Exercise instructions
Skip the pictures. Reproduce all other material exactly.

Excerpted data
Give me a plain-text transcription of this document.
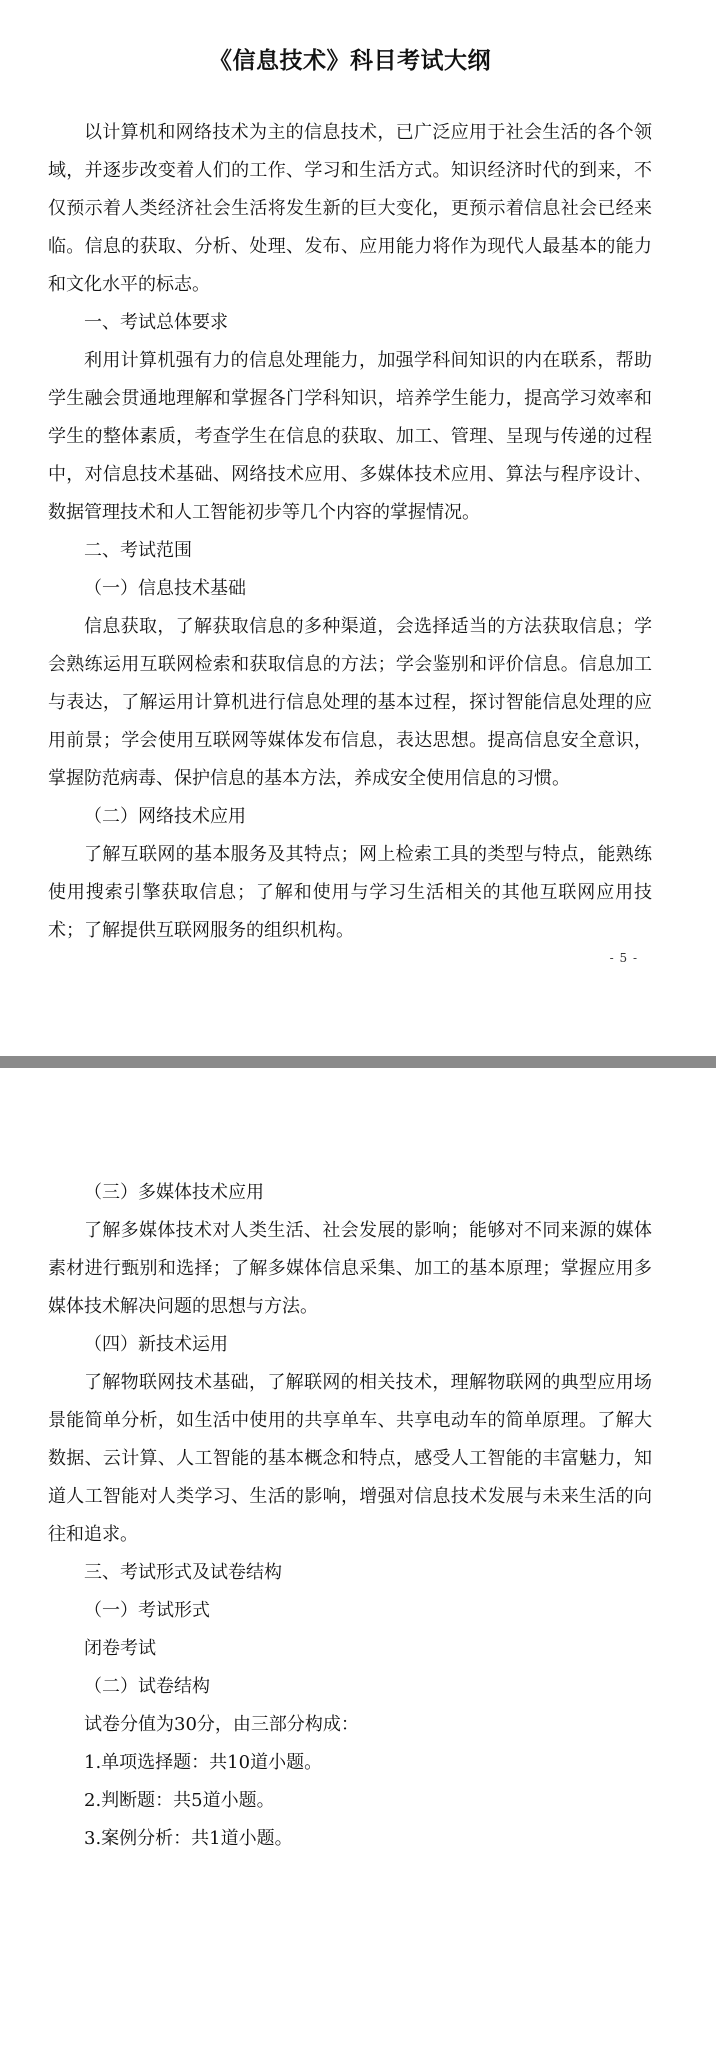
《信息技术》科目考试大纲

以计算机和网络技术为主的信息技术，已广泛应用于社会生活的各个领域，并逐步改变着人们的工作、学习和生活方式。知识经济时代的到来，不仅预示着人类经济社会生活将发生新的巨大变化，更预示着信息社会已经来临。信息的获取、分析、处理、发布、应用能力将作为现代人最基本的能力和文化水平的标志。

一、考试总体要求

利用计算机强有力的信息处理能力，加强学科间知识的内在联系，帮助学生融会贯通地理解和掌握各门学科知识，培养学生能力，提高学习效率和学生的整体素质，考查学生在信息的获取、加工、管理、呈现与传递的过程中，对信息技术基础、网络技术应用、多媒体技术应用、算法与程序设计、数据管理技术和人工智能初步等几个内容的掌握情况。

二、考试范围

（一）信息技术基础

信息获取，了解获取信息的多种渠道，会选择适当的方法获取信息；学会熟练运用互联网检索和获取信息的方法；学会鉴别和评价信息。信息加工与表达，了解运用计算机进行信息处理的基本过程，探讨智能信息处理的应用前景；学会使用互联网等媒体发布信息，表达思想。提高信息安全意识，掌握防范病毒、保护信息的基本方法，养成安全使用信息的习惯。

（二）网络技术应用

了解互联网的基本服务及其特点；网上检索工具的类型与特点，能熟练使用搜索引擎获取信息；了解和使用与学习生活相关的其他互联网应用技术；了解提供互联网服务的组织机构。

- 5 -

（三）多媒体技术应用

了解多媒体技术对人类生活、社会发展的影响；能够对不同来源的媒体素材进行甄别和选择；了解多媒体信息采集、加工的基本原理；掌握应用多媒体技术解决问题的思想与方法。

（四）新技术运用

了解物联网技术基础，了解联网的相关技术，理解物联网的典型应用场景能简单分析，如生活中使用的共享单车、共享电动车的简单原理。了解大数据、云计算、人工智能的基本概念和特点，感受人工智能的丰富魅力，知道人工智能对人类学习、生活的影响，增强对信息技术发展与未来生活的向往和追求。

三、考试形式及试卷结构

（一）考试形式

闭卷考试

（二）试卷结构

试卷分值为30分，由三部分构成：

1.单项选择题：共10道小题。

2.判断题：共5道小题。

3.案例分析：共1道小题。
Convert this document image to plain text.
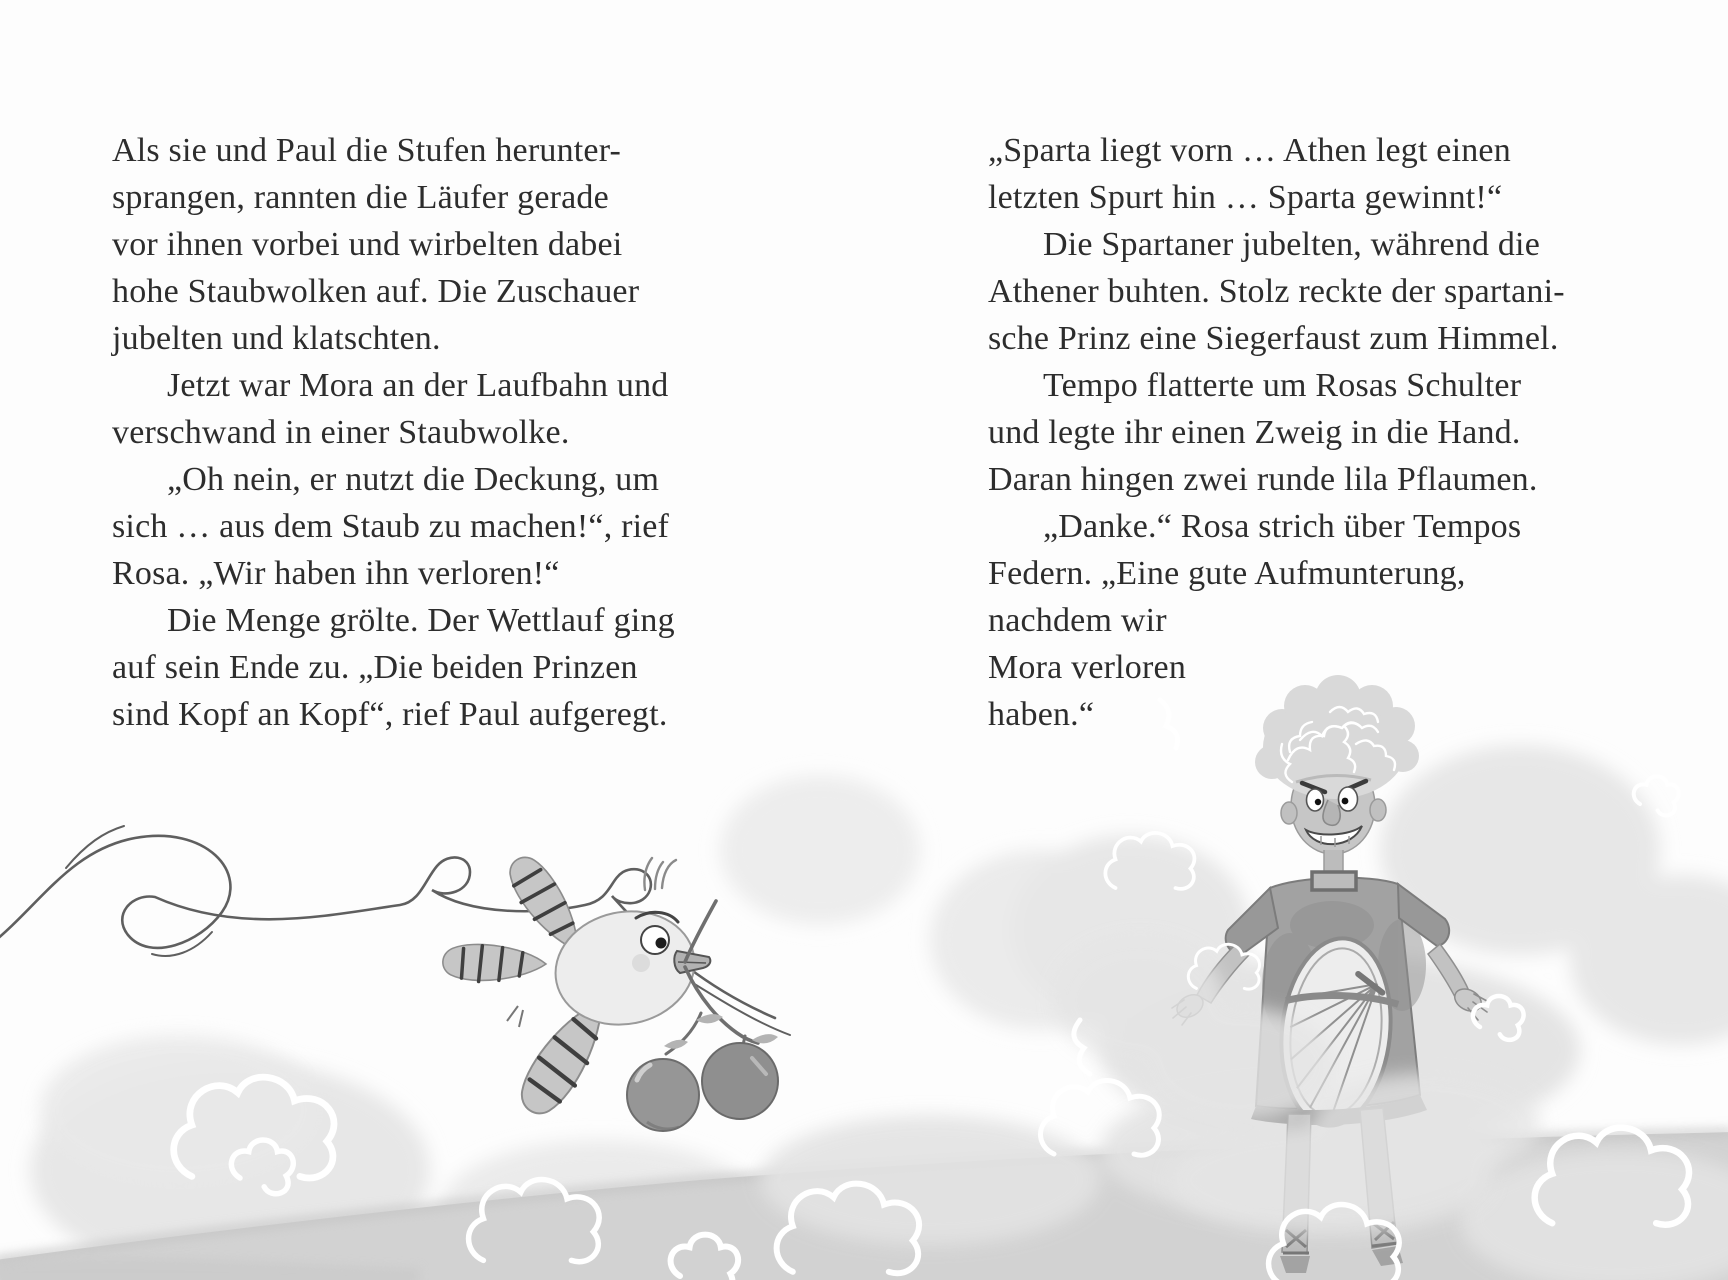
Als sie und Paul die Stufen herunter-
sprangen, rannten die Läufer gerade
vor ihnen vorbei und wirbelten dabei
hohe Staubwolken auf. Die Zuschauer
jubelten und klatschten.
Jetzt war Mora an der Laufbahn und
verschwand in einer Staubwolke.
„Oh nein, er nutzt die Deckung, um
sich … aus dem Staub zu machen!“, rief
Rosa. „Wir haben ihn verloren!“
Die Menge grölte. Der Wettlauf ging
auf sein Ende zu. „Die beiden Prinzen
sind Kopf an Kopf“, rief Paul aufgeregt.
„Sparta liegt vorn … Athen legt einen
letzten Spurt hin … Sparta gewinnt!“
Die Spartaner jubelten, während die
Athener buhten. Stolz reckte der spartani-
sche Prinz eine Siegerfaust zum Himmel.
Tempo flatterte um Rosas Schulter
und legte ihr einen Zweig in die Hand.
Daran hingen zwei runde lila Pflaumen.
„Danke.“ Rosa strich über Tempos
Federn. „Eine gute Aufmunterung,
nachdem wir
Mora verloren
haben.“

Full solution
Give me a plain-text transcription of this document.
《信息技术》科目考试大纲

以计算机和网络技术为主的信息技术，已广泛应用于社会生活的各个领域，并逐步改变着人们的工作、学习和生活方式。知识经济时代的到来，不仅预示着人类经济社会生活将发生新的巨大变化，更预示着信息社会已经来临。信息的获取、分析、处理、发布、应用能力将作为现代人最基本的能力和文化水平的标志。

一、考试总体要求

利用计算机强有力的信息处理能力，加强学科间知识的内在联系，帮助学生融会贯通地理解和掌握各门学科知识，培养学生能力，提高学习效率和学生的整体素质，考查学生在信息的获取、加工、管理、呈现与传递的过程中，对信息技术基础、网络技术应用、多媒体技术应用、算法与程序设计、数据管理技术和人工智能初步等几个内容的掌握情况。

二、考试范围

（一）信息技术基础

信息获取，了解获取信息的多种渠道，会选择适当的方法获取信息；学会熟练运用互联网检索和获取信息的方法；学会鉴别和评价信息。信息加工与表达，了解运用计算机进行信息处理的基本过程，探讨智能信息处理的应用前景；学会使用互联网等媒体发布信息，表达思想。提高信息安全意识，掌握防范病毒、保护信息的基本方法，养成安全使用信息的习惯。

（二）网络技术应用

了解互联网的基本服务及其特点；网上检索工具的类型与特点，能熟练使用搜索引擎获取信息；了解和使用与学习生活相关的其他互联网应用技术；了解提供互联网服务的组织机构。

- 5 -

（三）多媒体技术应用

了解多媒体技术对人类生活、社会发展的影响；能够对不同来源的媒体素材进行甄别和选择；了解多媒体信息采集、加工的基本原理；掌握应用多媒体技术解决问题的思想与方法。

（四）新技术运用

了解物联网技术基础，了解联网的相关技术，理解物联网的典型应用场景能简单分析，如生活中使用的共享单车、共享电动车的简单原理。了解大数据、云计算、人工智能的基本概念和特点，感受人工智能的丰富魅力，知道人工智能对人类学习、生活的影响，增强对信息技术发展与未来生活的向往和追求。

三、考试形式及试卷结构

（一）考试形式

闭卷考试

（二）试卷结构

试卷分值为30分，由三部分构成：

1.单项选择题：共10道小题。

2.判断题：共5道小题。

3.案例分析：共1道小题。
Convert this document image to plain text.
Als sie und Paul die Stufen herunter-
sprangen, rannten die Läufer gerade
vor ihnen vorbei und wirbelten dabei
hohe Staubwolken auf. Die Zuschauer
jubelten und klatschten.
Jetzt war Mora an der Laufbahn und
verschwand in einer Staubwolke.
„Oh nein, er nutzt die Deckung, um
sich … aus dem Staub zu machen!“, rief
Rosa. „Wir haben ihn verloren!“
Die Menge grölte. Der Wettlauf ging
auf sein Ende zu. „Die beiden Prinzen
sind Kopf an Kopf“, rief Paul aufgeregt.
„Sparta liegt vorn … Athen legt einen
letzten Spurt hin … Sparta gewinnt!“
Die Spartaner jubelten, während die
Athener buhten. Stolz reckte der spartani-
sche Prinz eine Siegerfaust zum Himmel.
Tempo flatterte um Rosas Schulter
und legte ihr einen Zweig in die Hand.
Daran hingen zwei runde lila Pflaumen.
„Danke.“ Rosa strich über Tempos
Federn. „Eine gute Aufmunterung,
nachdem wir
Mora verloren
haben.“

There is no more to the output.